WHAT THE TASK ASKS - Only a number is required: how many lines of the material contain the word "that"?

PROVIDED INFORMATION -
----

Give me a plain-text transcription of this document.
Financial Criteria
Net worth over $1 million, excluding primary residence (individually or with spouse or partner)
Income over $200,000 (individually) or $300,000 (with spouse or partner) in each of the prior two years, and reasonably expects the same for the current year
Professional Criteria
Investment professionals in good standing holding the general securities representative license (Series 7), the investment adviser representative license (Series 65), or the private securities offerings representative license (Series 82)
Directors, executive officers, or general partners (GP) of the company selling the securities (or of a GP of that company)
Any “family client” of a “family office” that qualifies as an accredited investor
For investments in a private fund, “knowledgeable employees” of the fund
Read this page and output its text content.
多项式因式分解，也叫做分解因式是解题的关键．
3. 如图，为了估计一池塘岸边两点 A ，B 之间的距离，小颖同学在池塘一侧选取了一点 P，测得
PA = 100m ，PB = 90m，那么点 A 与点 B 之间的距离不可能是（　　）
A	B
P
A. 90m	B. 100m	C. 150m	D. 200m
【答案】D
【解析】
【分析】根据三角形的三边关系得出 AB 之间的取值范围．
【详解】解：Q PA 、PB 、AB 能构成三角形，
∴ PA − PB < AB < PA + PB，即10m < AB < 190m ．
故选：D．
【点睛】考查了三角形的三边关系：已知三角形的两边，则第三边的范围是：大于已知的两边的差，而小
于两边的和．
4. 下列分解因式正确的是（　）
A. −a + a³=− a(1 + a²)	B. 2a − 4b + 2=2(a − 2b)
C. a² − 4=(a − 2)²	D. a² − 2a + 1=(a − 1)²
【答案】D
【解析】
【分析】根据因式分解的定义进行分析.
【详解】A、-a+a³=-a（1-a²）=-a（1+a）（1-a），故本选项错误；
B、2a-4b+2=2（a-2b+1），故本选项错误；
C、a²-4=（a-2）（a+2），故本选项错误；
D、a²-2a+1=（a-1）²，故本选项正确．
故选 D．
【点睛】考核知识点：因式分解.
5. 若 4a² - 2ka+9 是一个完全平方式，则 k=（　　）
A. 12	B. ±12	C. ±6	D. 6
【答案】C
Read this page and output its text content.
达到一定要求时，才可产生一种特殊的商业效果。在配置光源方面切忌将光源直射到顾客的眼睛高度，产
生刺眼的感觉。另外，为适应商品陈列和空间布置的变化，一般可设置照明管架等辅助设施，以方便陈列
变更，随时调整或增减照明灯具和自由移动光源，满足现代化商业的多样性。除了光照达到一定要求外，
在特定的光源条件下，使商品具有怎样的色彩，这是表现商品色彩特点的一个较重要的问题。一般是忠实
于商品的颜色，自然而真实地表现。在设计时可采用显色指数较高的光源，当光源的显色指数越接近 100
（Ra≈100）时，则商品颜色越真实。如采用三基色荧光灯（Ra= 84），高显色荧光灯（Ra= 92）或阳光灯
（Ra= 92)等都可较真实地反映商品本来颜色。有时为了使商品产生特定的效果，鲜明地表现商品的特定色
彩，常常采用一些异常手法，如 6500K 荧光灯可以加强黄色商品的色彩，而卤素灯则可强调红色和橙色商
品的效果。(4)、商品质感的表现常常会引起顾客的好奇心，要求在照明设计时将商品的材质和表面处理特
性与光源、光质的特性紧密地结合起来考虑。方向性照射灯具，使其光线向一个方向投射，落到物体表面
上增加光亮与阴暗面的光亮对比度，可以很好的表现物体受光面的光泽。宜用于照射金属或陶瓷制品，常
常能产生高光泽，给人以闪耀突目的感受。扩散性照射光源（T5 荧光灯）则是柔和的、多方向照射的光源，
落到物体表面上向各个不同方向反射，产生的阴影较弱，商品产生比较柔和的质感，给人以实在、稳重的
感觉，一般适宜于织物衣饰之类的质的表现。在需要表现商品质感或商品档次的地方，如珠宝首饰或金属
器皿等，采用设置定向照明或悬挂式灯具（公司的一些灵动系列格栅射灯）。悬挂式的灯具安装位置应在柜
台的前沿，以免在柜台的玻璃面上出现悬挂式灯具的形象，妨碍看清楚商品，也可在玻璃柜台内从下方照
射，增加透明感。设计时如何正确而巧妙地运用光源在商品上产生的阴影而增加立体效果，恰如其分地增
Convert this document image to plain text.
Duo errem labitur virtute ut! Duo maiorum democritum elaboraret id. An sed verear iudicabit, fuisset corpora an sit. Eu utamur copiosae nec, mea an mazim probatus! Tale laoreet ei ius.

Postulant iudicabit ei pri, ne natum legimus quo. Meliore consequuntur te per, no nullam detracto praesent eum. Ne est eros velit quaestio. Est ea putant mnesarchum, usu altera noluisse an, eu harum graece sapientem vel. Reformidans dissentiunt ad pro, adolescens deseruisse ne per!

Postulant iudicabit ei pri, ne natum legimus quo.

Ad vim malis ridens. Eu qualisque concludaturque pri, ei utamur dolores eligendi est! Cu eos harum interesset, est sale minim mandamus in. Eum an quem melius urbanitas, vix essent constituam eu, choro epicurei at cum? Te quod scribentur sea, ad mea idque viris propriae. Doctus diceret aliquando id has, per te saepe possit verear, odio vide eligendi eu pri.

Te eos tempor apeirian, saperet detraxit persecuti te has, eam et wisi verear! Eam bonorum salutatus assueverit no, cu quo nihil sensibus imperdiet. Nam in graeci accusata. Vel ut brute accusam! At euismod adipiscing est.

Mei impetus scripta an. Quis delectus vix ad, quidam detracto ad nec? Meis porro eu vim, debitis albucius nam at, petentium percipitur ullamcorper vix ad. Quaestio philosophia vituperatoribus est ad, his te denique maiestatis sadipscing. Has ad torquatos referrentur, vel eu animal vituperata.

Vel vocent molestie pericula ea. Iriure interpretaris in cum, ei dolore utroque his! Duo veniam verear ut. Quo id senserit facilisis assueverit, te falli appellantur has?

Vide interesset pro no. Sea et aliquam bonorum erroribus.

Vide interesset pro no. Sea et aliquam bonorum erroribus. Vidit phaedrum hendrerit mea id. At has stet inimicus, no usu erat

----

RESULT OF THIS TASK - 2